Read the listing and extract each line that includes the word "page".

Record set =
....

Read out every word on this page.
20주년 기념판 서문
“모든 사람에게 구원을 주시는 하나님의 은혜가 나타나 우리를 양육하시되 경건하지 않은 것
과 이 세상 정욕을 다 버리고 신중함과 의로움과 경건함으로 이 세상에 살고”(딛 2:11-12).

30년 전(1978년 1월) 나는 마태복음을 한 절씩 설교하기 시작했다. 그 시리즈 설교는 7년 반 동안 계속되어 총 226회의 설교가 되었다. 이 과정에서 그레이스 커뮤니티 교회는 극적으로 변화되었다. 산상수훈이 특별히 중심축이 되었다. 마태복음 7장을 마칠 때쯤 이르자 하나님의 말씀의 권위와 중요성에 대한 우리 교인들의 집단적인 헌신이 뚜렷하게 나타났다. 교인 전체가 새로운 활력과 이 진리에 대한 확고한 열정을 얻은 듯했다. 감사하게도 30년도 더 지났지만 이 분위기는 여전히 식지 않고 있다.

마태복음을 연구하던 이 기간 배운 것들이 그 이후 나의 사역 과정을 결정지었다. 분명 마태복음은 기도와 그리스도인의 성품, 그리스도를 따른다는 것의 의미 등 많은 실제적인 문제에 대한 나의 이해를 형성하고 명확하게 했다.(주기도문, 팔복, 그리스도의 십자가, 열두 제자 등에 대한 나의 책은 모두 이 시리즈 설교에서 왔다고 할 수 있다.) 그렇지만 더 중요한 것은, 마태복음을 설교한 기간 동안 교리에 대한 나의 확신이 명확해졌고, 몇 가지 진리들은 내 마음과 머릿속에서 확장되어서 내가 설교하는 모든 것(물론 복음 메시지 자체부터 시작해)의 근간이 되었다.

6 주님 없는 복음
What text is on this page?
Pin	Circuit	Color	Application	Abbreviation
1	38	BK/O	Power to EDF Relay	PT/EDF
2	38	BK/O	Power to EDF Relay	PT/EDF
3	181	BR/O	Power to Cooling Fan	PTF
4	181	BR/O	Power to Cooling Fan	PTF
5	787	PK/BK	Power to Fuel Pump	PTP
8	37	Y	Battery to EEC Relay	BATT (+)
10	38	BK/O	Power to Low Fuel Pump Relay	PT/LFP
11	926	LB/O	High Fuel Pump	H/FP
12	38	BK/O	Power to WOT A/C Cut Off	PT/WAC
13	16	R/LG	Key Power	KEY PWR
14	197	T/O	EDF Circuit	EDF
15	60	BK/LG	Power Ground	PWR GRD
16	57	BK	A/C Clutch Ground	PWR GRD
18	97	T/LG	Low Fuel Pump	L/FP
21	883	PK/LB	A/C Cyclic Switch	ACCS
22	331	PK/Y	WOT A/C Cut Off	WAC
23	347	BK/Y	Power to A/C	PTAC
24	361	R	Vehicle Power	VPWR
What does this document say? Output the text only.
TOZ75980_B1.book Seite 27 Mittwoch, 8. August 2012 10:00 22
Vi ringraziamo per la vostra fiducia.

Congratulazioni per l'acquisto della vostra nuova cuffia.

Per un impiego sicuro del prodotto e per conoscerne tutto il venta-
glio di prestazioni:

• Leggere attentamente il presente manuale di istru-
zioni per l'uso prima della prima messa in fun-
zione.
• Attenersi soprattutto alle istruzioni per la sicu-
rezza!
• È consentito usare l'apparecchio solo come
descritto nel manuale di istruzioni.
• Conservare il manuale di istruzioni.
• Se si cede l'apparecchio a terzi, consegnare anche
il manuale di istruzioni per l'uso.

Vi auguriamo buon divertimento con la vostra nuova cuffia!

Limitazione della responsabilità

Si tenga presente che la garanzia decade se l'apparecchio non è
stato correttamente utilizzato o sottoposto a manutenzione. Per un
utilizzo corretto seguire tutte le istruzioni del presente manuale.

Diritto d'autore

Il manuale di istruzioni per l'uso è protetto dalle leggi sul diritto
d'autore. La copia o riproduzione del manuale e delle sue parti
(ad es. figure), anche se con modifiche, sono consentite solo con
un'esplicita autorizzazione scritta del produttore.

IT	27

....

Response =
Read out every word on this page.
What text is on this page?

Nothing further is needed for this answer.